From the listing that follows, extract every line and set it down unaltered.

┄┄┄┄┄┄┄┄┄┄┄┄┄┄┄┄┄┄┄┄

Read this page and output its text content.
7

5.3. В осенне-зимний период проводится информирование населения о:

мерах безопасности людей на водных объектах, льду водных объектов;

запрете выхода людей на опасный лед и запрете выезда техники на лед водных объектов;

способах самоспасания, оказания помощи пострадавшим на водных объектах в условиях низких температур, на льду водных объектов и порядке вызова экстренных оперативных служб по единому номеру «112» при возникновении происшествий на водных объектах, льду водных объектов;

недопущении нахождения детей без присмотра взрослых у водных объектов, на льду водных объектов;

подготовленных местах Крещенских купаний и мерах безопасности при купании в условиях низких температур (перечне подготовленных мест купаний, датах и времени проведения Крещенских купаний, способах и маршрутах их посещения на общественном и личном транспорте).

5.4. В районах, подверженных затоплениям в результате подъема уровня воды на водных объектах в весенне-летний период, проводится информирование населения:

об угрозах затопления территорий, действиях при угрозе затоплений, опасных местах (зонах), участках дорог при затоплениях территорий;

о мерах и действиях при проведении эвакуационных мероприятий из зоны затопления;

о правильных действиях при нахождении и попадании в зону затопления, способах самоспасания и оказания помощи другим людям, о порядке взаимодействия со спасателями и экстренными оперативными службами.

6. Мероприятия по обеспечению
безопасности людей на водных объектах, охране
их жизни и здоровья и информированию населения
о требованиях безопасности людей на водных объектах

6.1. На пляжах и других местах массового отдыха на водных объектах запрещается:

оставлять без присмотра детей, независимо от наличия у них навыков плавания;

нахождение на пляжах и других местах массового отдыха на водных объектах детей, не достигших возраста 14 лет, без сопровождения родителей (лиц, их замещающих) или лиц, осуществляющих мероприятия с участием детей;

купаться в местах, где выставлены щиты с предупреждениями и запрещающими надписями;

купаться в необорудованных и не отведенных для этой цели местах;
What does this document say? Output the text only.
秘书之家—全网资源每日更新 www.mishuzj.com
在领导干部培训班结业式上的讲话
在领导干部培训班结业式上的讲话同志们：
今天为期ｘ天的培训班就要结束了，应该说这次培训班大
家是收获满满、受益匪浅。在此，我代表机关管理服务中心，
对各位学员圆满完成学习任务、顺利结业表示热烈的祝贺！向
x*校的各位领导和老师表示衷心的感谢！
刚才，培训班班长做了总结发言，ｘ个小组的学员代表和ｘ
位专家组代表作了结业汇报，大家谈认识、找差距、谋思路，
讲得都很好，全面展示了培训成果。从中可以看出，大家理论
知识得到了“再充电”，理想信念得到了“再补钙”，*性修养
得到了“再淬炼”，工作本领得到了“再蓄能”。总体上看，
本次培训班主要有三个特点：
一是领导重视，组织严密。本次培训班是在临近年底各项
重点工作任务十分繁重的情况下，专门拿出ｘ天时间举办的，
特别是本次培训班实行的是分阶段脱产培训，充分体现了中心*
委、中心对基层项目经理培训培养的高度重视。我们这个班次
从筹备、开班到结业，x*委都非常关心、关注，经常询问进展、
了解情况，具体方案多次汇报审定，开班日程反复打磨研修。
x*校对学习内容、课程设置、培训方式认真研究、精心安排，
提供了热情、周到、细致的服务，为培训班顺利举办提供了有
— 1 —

┄┄┄┄┄┄┄┄┄┄┄┄┄┄┄┄┄┄┄┄

* _Finished exercise_
Read this page and output its text content.
7

5.3. В осенне-зимний период проводится информирование населения о:

мерах безопасности людей на водных объектах, льду водных объектов;

запрете выхода людей на опасный лед и запрете выезда техники на лед водных объектов;

способах самоспасания, оказания помощи пострадавшим на водных объектах в условиях низких температур, на льду водных объектов и порядке вызова экстренных оперативных служб по единому номеру «112» при возникновении происшествий на водных объектах, льду водных объектов;

недопущении нахождения детей без присмотра взрослых у водных объектов, на льду водных объектов;

подготовленных местах Крещенских купаний и мерах безопасности при купании в условиях низких температур (перечне подготовленных мест купаний, датах и времени проведения Крещенских купаний, способах и маршрутах их посещения на общественном и личном транспорте).

5.4. В районах, подверженных затоплениям в результате подъема уровня воды на водных объектах в весенне-летний период, проводится информирование населения:

об угрозах затопления территорий, действиях при угрозе затоплений, опасных местах (зонах), участках дорог при затоплениях территорий;

о мерах и действиях при проведении эвакуационных мероприятий из зоны затопления;

о правильных действиях при нахождении и попадании в зону затопления, способах самоспасания и оказания помощи другим людям, о порядке взаимодействия со спасателями и экстренными оперативными службами.

6. Мероприятия по обеспечению
безопасности людей на водных объектах, охране
их жизни и здоровья и информированию населения
о требованиях безопасности людей на водных объектах

6.1. На пляжах и других местах массового отдыха на водных объектах запрещается:

оставлять без присмотра детей, независимо от наличия у них навыков плавания;

нахождение на пляжах и других местах массового отдыха на водных объектах детей, не достигших возраста 14 лет, без сопровождения родителей (лиц, их замещающих) или лиц, осуществляющих мероприятия с участием детей;

купаться в местах, где выставлены щиты с предупреждениями и запрещающими надписями;

купаться в необорудованных и не отведенных для этой цели местах;
What does this document say? Output the text only.
秘书之家—全网资源每日更新 www.mishuzj.com
在领导干部培训班结业式上的讲话
在领导干部培训班结业式上的讲话同志们：
今天为期ｘ天的培训班就要结束了，应该说这次培训班大
家是收获满满、受益匪浅。在此，我代表机关管理服务中心，
对各位学员圆满完成学习任务、顺利结业表示热烈的祝贺！向
x*校的各位领导和老师表示衷心的感谢！
刚才，培训班班长做了总结发言，ｘ个小组的学员代表和ｘ
位专家组代表作了结业汇报，大家谈认识、找差距、谋思路，
讲得都很好，全面展示了培训成果。从中可以看出，大家理论
知识得到了“再充电”，理想信念得到了“再补钙”，*性修养
得到了“再淬炼”，工作本领得到了“再蓄能”。总体上看，
本次培训班主要有三个特点：
一是领导重视，组织严密。本次培训班是在临近年底各项
重点工作任务十分繁重的情况下，专门拿出ｘ天时间举办的，
特别是本次培训班实行的是分阶段脱产培训，充分体现了中心*
委、中心对基层项目经理培训培养的高度重视。我们这个班次
从筹备、开班到结业，x*委都非常关心、关注，经常询问进展、
了解情况，具体方案多次汇报审定，开班日程反复打磨研修。
x*校对学习内容、课程设置、培训方式认真研究、精心安排，
提供了热情、周到、细致的服务，为培训班顺利举办提供了有
— 1 —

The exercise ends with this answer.